▶ [READING TEXT]:
+===+

A Simple Scan Variable Command

A Simple Scan Variable Command

Recently I did some CL programming for one client that made use of the %SCAN and %CHECKR built in CL functions. This client was at Release 7.2, which is apparently the first release to support these BIFs.

Then, I imported the CL source onto another client’s system (why code the same thing twice, right?). The compiles failed, and the errors pointed to those BIFs. Dang. The client’s system was only at 7.1.

Scanning for a Pattern in a String (SCANVAR)

I needed a solution. Recalling IBM‘s QCLSCAN API I had used long ago, I proceeded to create the following commands:

CMD PROMPT(‘Scan for a Pattern in a String’) +
MSGF(QUSRMSG) ALLOW(*IPGM *BPGM)

PARM KWD(STRING) TYPE(*CHAR) LEN(999) MIN(1) +
EXPR(*YES) INLPMTLEN(32) +
PROMPT(‘Character string (999)’)

PARM KWD(STRINGLEN) TYPE(*DEC) LEN(3) MIN(1) +
PROMPT(‘String length (3,0)’)

+===+

▶ [DATASET EXTRACT]:

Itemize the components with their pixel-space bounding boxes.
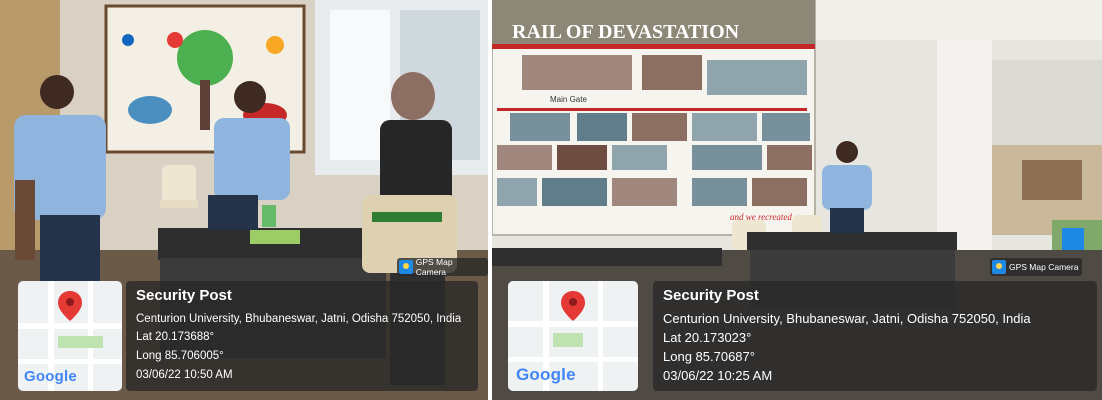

+===+

▶ [TASKS TO PERFORM]:
- A) In the article on the scan variable command, which keywords appear in the PARM statement that defines STRING?
- B) Pick up the article on the scan variable command after its final line and keep writing.
The listing has no connection to the article on the scan variable command.

▶ [RESULTS OF THE TASKS]:
- A) KWD, TYPE, LEN, MIN, EXPR, INLPMTLEN, PROMPT

- B)
PARM KWD(STARTPOS) TYPE(*DEC) LEN(3) MIN(1) +
PROMPT(‘Start position (3,0)’)

PARM KWD(PATTERN) TYPE(*CHAR) LEN(999) MIN(1) +
EXPR(*YES) INLPMTLEN(32) PROMPT(‘Scan +
pattern (999)’)

PARM KWD(PATTERNLEN) TYPE(*DEC) LEN(3) MIN(1) +
PROMPT(‘Pattern length (3,0)’)

PARM KWD(UPPERCASE) TYPE(*CHAR) LEN(1) RSTD(*YES) +
DFT(*NO) SPCVAL((*NO 0) (*YES 1)) +
PROMPT(‘Translate to upper case?’)

PARM KWD(TRIMBLANKS) TYPE(*CHAR) LEN(1) +
RSTD(*YES) DFT(*NO) SPCVAL((*NO 0) (*YES +
1)) PROMPT(‘Trim trailing blanks?’)

PARM KWD(WILDCARD) TYPE(*CHAR) LEN(1) DFT(*NONE) +
SPCVAL((*NONE ‘ ‘)) PROMPT(‘Wilcard +
character (1)’)

PARM KWD(RESULT) TYPE(*DEC) LEN(3) RTNVAL(*YES) +
MIN(1) PROMPT(‘Result (3,0)’)
DEP1: DEP CTL(*ALWAYS) PARM((RESULT)) MSGID(CMD0002)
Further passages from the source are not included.